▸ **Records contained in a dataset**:

━━━━━━━━

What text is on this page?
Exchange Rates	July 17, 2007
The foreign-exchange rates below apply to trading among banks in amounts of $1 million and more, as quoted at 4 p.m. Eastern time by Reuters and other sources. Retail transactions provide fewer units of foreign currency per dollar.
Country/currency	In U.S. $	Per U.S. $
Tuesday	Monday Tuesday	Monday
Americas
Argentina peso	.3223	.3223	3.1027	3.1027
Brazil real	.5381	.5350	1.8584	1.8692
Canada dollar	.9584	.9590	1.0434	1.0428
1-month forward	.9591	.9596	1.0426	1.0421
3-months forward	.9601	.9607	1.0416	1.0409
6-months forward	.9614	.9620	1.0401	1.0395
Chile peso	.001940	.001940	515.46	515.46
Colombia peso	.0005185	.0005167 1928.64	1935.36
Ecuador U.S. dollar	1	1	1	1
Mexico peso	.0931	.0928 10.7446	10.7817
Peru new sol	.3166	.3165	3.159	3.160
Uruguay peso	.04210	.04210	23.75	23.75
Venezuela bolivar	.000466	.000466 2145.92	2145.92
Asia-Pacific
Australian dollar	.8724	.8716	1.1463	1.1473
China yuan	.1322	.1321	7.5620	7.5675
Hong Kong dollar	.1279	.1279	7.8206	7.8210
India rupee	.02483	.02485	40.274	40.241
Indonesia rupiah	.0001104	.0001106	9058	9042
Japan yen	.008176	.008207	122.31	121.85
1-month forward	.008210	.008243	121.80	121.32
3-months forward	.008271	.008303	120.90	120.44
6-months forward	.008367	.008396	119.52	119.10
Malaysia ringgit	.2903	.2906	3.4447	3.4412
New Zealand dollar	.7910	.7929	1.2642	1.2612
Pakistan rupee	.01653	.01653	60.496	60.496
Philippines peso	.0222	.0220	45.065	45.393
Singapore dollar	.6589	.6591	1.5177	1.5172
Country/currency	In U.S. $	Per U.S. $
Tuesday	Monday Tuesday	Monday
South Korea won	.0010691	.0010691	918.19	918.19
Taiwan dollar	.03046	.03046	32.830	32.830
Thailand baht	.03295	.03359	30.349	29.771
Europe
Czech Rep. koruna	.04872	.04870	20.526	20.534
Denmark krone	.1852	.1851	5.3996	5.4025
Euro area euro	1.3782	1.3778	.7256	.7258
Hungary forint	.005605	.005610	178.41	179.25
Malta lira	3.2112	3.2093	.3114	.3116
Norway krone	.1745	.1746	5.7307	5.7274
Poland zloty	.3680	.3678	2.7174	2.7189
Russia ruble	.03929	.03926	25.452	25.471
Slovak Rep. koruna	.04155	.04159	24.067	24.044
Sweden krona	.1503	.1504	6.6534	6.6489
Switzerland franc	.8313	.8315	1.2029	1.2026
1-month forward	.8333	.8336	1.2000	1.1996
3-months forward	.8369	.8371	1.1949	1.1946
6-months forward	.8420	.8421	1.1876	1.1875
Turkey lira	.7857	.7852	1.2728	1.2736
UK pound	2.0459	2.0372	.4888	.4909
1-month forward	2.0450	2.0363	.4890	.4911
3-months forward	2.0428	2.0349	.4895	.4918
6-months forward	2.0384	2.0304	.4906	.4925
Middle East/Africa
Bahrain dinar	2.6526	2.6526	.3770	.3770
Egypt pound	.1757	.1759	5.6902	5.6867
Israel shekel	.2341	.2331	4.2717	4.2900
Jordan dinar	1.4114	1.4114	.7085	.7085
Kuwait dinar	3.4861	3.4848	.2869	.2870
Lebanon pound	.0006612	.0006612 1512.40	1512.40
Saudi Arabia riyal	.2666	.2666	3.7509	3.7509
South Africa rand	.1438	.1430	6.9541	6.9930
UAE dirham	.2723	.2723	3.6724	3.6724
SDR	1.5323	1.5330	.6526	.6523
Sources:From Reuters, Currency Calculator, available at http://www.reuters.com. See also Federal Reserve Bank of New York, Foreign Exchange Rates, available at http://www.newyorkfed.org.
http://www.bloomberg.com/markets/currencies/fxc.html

━━━━━━━━

▸ **What is needed**: Extract each entry in full and write it down exactly.

▸ **Correct response**:
What text is on this page?
Exchange Rates	July 17, 2007
The foreign-exchange rates below apply to trading among banks in amounts of $1 million and more, as quoted at 4 p.m. Eastern time by Reuters and other sources. Retail transactions provide fewer units of foreign currency per dollar.
Country/currency	In U.S. $	Per U.S. $
Tuesday	Monday Tuesday	Monday
Americas
Argentina peso	.3223	.3223	3.1027	3.1027
Brazil real	.5381	.5350	1.8584	1.8692
Canada dollar	.9584	.9590	1.0434	1.0428
1-month forward	.9591	.9596	1.0426	1.0421
3-months forward	.9601	.9607	1.0416	1.0409
6-months forward	.9614	.9620	1.0401	1.0395
Chile peso	.001940	.001940	515.46	515.46
Colombia peso	.0005185	.0005167 1928.64	1935.36
Ecuador U.S. dollar	1	1	1	1
Mexico peso	.0931	.0928 10.7446	10.7817
Peru new sol	.3166	.3165	3.159	3.160
Uruguay peso	.04210	.04210	23.75	23.75
Venezuela bolivar	.000466	.000466 2145.92	2145.92
Asia-Pacific
Australian dollar	.8724	.8716	1.1463	1.1473
China yuan	.1322	.1321	7.5620	7.5675
Hong Kong dollar	.1279	.1279	7.8206	7.8210
India rupee	.02483	.02485	40.274	40.241
Indonesia rupiah	.0001104	.0001106	9058	9042
Japan yen	.008176	.008207	122.31	121.85
1-month forward	.008210	.008243	121.80	121.32
3-months forward	.008271	.008303	120.90	120.44
6-months forward	.008367	.008396	119.52	119.10
Malaysia ringgit	.2903	.2906	3.4447	3.4412
New Zealand dollar	.7910	.7929	1.2642	1.2612
Pakistan rupee	.01653	.01653	60.496	60.496
Philippines peso	.0222	.0220	45.065	45.393
Singapore dollar	.6589	.6591	1.5177	1.5172
Country/currency	In U.S. $	Per U.S. $
Tuesday	Monday Tuesday	Monday
South Korea won	.0010691	.0010691	918.19	918.19
Taiwan dollar	.03046	.03046	32.830	32.830
Thailand baht	.03295	.03359	30.349	29.771
Europe
Czech Rep. koruna	.04872	.04870	20.526	20.534
Denmark krone	.1852	.1851	5.3996	5.4025
Euro area euro	1.3782	1.3778	.7256	.7258
Hungary forint	.005605	.005610	178.41	179.25
Malta lira	3.2112	3.2093	.3114	.3116
Norway krone	.1745	.1746	5.7307	5.7274
Poland zloty	.3680	.3678	2.7174	2.7189
Russia ruble	.03929	.03926	25.452	25.471
Slovak Rep. koruna	.04155	.04159	24.067	24.044
Sweden krona	.1503	.1504	6.6534	6.6489
Switzerland franc	.8313	.8315	1.2029	1.2026
1-month forward	.8333	.8336	1.2000	1.1996
3-months forward	.8369	.8371	1.1949	1.1946
6-months forward	.8420	.8421	1.1876	1.1875
Turkey lira	.7857	.7852	1.2728	1.2736
UK pound	2.0459	2.0372	.4888	.4909
1-month forward	2.0450	2.0363	.4890	.4911
3-months forward	2.0428	2.0349	.4895	.4918
6-months forward	2.0384	2.0304	.4906	.4925
Middle East/Africa
Bahrain dinar	2.6526	2.6526	.3770	.3770
Egypt pound	.1757	.1759	5.6902	5.6867
Israel shekel	.2341	.2331	4.2717	4.2900
Jordan dinar	1.4114	1.4114	.7085	.7085
Kuwait dinar	3.4861	3.4848	.2869	.2870
Lebanon pound	.0006612	.0006612 1512.40	1512.40
Saudi Arabia riyal	.2666	.2666	3.7509	3.7509
South Africa rand	.1438	.1430	6.9541	6.9930
UAE dirham	.2723	.2723	3.6724	3.6724
SDR	1.5323	1.5330	.6526	.6523
Sources:From Reuters, Currency Calculator, available at http://www.reuters.com. See also Federal Reserve Bank of New York, Foreign Exchange Rates, available at http://www.newyorkfed.org.
http://www.bloomberg.com/markets/currencies/fxc.html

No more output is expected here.